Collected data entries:
>> BEGIN
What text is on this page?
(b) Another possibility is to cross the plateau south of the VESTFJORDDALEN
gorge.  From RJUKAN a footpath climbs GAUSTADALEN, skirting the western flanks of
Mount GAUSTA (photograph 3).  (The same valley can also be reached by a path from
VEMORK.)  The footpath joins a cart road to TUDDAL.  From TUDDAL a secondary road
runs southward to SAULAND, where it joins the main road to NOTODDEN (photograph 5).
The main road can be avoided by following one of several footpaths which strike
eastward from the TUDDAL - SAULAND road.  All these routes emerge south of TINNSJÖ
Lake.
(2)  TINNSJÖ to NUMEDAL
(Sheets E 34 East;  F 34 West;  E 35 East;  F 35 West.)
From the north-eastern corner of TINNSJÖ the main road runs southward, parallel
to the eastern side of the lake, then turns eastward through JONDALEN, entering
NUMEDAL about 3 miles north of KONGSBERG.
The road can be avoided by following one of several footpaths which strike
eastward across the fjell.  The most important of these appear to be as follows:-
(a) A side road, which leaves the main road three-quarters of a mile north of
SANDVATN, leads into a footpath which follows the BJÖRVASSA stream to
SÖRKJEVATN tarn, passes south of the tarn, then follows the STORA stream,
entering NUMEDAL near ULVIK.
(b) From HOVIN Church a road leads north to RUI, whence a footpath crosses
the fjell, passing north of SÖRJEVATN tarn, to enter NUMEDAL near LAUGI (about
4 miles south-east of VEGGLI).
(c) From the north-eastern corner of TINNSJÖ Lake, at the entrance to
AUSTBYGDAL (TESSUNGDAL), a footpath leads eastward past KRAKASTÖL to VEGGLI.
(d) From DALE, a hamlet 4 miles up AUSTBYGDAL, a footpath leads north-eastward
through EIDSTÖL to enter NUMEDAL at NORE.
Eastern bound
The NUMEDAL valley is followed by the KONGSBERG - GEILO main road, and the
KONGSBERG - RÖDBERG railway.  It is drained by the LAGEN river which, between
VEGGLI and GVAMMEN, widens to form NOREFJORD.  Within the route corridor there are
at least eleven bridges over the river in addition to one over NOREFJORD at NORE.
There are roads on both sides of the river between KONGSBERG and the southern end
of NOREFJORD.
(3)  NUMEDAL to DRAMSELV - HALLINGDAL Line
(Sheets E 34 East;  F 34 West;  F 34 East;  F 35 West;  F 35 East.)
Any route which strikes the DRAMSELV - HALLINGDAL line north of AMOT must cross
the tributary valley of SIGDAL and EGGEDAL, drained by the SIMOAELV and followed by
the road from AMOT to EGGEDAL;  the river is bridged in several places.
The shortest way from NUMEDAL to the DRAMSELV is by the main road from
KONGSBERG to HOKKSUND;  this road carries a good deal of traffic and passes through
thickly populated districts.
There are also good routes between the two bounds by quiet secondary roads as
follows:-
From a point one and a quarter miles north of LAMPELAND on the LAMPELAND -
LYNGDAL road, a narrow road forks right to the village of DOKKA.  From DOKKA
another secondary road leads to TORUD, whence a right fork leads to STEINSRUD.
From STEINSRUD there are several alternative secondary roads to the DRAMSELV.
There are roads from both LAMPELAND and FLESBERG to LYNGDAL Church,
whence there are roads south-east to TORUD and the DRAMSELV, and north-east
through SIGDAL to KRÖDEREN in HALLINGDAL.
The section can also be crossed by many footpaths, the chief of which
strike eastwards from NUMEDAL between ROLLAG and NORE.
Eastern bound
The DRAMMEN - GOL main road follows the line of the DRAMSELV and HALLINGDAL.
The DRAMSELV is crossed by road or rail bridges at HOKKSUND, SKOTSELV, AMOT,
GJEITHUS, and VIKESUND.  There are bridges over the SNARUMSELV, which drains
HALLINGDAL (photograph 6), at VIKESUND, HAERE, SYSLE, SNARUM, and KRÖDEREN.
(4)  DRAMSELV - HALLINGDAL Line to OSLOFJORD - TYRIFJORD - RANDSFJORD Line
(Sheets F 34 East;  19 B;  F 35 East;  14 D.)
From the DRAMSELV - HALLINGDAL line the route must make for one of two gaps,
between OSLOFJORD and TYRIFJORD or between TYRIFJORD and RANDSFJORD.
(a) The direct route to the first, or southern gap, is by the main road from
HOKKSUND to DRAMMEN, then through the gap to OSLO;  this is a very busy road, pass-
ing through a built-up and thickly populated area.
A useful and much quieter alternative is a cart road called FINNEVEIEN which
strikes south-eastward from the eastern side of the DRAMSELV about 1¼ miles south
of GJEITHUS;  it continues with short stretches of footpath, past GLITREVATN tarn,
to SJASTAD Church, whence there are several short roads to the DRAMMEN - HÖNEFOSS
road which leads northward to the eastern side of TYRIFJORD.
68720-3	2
>> END
• Task prompt:
Copy whichever lines in the listing above contain the word "thickly".

• Result for this task:
thickly populated districts.
ing through a built-up and thickly populated area.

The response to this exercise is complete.